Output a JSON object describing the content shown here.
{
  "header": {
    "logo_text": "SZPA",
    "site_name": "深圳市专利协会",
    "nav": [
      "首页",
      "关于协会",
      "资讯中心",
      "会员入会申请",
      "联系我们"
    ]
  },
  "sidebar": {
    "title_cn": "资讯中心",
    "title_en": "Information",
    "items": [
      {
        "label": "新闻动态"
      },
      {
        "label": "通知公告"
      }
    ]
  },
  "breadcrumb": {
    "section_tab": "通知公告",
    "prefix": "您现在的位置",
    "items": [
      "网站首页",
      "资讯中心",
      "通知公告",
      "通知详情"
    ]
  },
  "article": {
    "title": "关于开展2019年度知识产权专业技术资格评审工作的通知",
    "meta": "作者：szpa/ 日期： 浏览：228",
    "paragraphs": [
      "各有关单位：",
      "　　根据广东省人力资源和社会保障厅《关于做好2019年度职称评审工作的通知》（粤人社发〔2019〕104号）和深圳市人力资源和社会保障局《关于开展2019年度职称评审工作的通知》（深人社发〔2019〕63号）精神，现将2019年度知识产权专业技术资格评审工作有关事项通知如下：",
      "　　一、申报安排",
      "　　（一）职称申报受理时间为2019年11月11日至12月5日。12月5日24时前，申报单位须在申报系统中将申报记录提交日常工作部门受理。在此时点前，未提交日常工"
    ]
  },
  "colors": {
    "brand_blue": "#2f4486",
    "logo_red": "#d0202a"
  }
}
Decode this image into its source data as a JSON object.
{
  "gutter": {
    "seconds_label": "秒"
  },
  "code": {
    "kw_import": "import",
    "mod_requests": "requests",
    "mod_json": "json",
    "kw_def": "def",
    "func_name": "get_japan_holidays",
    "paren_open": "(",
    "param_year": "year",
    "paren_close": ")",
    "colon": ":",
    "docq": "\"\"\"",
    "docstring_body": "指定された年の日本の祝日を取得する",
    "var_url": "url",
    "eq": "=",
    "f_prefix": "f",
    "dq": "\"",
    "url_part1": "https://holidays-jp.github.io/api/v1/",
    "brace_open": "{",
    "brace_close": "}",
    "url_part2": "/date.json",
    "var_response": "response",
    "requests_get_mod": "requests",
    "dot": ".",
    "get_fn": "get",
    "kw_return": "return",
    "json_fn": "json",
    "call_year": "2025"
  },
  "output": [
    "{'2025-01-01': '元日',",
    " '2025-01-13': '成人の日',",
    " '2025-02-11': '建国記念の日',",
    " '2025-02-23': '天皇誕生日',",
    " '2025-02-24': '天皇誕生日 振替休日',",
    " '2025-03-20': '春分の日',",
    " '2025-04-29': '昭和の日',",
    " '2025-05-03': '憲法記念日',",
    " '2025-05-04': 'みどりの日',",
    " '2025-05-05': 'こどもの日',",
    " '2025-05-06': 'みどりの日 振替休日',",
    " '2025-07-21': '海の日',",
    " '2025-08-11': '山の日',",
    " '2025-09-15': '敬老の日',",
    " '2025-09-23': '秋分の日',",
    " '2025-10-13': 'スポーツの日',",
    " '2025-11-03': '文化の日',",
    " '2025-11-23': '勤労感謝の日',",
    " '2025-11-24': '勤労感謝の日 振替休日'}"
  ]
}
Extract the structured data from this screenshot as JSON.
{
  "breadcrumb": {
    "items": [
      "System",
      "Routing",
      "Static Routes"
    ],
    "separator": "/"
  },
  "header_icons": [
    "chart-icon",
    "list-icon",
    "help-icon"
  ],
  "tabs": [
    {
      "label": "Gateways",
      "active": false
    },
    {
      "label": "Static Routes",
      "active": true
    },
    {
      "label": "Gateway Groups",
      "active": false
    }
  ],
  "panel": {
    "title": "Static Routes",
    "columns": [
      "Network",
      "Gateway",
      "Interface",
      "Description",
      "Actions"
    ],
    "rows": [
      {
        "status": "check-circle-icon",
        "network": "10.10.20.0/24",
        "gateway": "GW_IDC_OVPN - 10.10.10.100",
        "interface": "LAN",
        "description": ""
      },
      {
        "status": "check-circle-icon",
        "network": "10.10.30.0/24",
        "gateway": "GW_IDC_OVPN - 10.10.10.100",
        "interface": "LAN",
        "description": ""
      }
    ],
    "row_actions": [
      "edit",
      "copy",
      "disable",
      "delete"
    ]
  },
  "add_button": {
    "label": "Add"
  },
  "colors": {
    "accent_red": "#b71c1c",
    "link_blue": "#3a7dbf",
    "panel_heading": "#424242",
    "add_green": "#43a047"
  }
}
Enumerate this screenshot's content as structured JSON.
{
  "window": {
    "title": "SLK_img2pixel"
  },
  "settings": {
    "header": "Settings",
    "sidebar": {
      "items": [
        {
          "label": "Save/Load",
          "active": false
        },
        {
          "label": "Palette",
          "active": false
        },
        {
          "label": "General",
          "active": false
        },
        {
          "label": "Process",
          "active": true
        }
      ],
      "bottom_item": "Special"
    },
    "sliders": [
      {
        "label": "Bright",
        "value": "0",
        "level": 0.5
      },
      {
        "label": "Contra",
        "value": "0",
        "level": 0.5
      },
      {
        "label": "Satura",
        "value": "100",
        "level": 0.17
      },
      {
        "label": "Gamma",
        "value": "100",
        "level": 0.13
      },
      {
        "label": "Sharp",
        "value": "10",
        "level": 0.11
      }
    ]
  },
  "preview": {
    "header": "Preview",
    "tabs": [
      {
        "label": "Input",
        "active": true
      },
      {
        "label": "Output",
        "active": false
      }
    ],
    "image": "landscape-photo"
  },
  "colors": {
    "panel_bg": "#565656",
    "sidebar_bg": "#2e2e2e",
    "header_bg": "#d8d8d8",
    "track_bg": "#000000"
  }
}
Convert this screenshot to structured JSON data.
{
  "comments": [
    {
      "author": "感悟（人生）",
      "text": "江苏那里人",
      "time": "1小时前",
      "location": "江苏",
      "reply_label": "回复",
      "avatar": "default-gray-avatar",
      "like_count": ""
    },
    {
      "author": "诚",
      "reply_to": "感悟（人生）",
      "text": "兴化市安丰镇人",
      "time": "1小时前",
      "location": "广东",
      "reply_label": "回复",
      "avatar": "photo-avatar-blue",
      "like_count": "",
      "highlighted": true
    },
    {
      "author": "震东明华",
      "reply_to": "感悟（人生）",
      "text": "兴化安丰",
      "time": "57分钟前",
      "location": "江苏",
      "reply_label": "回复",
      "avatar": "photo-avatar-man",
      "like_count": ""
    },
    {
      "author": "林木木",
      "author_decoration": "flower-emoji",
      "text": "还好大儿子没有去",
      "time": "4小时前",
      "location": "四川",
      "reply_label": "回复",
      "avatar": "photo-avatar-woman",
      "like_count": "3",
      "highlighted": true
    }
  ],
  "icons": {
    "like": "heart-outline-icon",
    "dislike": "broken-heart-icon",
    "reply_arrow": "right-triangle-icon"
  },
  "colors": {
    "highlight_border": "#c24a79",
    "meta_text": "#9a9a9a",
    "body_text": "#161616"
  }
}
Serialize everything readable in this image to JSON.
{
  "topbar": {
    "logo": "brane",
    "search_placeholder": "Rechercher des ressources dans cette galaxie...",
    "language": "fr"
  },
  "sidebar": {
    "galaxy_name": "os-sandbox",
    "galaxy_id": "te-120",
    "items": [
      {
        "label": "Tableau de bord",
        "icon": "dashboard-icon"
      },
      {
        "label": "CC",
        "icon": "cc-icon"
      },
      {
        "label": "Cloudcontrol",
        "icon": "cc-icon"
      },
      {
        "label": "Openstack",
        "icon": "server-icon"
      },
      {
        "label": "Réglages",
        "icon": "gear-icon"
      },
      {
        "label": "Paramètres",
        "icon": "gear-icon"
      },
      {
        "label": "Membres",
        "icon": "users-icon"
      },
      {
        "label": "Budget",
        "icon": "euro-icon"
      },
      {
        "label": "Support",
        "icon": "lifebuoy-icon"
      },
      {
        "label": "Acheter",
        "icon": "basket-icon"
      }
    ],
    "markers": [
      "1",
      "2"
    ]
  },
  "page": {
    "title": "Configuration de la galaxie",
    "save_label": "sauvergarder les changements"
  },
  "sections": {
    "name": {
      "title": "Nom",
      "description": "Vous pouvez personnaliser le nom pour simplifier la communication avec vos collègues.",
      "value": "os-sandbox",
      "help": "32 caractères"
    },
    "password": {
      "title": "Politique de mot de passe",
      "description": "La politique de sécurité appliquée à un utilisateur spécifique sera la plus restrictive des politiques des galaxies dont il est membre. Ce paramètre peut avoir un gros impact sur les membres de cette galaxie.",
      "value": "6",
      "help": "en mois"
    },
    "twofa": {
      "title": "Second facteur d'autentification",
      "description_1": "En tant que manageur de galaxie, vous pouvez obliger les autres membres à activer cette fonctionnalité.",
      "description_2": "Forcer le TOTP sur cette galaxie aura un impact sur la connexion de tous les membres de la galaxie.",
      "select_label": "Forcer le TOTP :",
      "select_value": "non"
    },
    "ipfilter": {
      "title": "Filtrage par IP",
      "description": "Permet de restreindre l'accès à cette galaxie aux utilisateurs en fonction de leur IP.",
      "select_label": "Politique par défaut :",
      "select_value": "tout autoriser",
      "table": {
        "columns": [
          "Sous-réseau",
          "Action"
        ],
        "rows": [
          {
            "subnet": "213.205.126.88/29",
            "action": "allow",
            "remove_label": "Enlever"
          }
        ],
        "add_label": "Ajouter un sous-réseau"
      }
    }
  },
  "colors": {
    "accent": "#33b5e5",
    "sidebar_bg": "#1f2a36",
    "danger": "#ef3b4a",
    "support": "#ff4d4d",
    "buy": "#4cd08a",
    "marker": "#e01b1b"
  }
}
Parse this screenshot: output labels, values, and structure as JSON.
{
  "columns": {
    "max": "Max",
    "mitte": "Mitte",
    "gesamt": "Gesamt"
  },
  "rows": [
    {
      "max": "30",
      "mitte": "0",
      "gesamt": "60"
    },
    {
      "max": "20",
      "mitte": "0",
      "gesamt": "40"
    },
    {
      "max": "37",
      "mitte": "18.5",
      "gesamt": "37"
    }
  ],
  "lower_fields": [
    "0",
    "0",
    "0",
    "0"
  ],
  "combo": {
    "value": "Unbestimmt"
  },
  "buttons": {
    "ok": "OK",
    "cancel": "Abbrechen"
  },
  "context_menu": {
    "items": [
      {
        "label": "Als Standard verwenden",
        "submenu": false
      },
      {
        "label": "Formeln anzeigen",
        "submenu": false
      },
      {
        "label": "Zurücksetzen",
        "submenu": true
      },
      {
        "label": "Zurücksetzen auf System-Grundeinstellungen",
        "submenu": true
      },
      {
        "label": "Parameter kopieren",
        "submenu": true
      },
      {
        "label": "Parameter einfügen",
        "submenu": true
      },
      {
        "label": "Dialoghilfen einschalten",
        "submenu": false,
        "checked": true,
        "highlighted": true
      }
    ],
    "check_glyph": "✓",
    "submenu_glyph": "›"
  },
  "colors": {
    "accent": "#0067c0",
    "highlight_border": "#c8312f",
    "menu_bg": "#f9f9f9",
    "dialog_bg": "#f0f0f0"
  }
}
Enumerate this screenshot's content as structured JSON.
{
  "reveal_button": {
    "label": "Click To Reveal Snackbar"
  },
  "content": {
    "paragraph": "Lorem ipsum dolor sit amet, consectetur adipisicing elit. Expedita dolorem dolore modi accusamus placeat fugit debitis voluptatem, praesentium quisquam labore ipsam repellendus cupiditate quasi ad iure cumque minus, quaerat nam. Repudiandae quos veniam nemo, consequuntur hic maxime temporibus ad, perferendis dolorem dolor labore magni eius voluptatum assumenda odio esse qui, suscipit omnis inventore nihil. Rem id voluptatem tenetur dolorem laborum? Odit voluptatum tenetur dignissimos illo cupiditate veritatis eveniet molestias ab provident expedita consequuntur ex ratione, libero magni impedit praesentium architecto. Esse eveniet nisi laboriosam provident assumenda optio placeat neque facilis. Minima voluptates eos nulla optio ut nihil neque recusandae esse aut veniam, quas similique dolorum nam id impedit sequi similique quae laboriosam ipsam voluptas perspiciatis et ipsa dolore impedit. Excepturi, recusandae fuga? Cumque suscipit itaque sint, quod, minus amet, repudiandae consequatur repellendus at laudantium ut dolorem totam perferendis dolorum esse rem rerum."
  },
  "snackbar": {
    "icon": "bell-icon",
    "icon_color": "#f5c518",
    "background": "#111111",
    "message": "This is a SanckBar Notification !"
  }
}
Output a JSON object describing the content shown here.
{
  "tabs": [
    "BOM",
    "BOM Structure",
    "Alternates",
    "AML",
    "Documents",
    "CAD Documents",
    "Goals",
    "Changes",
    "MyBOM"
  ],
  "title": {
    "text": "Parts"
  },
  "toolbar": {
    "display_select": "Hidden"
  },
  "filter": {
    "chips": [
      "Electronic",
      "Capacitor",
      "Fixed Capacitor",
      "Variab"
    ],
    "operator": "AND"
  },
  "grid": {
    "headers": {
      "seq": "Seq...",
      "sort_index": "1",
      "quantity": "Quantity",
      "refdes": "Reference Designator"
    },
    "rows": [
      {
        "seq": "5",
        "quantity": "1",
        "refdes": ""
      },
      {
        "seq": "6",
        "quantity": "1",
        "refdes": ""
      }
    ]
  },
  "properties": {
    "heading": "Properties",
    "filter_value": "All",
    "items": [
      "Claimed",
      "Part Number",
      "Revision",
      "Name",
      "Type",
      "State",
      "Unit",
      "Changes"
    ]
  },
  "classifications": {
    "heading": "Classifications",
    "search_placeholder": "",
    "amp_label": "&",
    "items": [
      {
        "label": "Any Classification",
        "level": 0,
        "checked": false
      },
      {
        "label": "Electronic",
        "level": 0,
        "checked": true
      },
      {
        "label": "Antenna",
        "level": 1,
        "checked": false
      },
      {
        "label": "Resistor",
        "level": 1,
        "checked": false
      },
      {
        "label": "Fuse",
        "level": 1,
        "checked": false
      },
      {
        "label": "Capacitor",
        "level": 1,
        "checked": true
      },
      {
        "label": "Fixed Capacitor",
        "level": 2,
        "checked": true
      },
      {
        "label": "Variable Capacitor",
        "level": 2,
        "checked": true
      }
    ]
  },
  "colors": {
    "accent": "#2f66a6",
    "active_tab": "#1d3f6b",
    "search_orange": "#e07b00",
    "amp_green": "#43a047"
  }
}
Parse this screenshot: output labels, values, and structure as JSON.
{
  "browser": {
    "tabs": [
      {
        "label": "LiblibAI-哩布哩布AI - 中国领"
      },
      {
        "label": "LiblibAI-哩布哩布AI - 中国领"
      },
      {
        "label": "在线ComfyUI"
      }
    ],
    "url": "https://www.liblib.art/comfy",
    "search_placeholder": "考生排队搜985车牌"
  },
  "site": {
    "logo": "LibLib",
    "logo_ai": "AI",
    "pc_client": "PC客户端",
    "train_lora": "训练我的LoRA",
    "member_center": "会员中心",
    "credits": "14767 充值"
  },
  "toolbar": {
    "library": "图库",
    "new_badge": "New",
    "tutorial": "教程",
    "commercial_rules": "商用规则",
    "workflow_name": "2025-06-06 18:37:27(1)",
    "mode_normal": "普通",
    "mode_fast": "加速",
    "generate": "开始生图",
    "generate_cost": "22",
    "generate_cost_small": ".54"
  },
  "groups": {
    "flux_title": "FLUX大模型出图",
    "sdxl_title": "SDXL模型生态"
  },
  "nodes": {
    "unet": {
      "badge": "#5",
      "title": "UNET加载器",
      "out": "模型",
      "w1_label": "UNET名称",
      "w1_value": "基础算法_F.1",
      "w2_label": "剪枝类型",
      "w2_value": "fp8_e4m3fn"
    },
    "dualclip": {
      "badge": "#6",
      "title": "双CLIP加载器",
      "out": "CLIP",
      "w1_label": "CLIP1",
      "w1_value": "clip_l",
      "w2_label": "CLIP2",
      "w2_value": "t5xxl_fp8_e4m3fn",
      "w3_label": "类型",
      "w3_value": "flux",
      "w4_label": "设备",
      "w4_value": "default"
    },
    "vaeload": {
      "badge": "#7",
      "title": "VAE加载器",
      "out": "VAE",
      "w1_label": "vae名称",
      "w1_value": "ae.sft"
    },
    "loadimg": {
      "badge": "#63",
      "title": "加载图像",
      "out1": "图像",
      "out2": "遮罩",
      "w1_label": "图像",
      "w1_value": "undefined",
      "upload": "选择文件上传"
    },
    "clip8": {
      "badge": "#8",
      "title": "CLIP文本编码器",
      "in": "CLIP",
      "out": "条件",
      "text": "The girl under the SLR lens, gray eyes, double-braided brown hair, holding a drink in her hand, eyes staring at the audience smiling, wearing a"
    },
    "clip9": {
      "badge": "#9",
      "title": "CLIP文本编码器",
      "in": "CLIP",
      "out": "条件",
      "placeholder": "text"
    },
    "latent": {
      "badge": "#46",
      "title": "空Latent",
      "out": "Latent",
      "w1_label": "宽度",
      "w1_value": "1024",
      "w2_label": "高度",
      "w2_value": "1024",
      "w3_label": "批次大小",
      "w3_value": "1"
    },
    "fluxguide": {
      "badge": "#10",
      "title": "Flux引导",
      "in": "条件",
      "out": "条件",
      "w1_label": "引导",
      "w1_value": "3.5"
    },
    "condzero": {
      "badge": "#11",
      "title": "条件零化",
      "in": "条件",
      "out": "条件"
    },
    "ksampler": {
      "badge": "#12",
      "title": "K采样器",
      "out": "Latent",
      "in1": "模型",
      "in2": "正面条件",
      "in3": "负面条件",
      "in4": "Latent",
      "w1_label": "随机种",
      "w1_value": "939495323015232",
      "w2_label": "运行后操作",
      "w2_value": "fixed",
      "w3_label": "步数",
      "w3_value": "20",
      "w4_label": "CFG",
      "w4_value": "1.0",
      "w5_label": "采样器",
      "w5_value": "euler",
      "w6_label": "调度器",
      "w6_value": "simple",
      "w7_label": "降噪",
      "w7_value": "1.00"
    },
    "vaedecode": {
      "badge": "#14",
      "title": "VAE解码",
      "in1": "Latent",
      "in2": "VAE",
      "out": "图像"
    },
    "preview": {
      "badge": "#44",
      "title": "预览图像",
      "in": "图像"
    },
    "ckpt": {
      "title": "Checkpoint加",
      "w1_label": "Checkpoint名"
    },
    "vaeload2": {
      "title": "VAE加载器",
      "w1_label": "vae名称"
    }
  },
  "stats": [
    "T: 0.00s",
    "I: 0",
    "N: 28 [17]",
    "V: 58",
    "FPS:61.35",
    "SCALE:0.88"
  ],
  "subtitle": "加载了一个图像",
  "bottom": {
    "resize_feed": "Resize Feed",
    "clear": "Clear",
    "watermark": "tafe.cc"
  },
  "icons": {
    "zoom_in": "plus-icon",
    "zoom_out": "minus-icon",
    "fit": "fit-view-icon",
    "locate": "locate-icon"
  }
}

++++

> Task brief
Count the lines of the data that contain the string "requests", and reply with that number alone.

> Solution to this exercise
2